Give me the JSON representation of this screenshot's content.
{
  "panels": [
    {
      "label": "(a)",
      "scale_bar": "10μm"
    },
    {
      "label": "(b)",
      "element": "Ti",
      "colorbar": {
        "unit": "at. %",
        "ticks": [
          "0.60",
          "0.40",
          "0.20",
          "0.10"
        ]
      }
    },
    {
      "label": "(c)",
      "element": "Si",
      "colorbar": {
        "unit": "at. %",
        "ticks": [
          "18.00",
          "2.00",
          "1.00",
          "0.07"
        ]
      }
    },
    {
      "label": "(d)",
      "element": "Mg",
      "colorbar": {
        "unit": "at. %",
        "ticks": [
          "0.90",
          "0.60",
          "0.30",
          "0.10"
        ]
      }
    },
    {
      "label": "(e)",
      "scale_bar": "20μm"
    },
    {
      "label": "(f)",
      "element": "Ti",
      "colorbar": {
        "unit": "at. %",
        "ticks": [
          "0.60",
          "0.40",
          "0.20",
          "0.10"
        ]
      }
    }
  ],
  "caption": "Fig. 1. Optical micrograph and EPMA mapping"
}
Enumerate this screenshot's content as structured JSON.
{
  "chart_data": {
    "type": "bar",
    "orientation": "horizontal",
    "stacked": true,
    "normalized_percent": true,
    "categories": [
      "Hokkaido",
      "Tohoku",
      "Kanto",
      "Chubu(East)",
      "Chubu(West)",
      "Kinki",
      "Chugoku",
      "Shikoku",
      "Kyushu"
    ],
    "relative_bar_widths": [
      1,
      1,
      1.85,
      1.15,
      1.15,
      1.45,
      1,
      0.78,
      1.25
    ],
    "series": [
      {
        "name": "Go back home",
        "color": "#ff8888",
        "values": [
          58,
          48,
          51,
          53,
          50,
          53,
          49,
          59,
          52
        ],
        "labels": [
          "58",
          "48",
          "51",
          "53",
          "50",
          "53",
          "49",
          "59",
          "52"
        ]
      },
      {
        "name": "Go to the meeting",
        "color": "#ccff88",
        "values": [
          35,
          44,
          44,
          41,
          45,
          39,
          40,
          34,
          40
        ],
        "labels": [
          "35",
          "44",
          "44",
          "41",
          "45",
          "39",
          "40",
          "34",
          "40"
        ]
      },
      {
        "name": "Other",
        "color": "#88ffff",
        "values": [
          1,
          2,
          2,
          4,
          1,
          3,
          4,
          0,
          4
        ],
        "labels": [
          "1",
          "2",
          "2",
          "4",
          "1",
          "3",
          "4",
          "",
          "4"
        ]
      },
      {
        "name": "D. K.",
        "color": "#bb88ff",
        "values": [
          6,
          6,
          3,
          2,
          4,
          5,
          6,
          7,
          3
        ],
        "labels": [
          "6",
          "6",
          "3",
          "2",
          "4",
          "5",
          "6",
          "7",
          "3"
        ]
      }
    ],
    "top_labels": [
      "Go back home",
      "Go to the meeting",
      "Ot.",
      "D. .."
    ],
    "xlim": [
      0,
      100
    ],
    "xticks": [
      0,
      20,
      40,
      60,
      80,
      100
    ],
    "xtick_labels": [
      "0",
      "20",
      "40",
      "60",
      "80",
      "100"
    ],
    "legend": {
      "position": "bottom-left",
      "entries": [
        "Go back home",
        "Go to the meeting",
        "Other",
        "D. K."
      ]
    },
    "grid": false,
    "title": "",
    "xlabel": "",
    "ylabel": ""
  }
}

◇ ◇ ◇ ◇ ◇ ◇ ◇

> **Aim of the task**
In the records above, collect each line with "home".

> **Finished task**
        "name": "Go back home",
      "Go back home",
        "Go back home",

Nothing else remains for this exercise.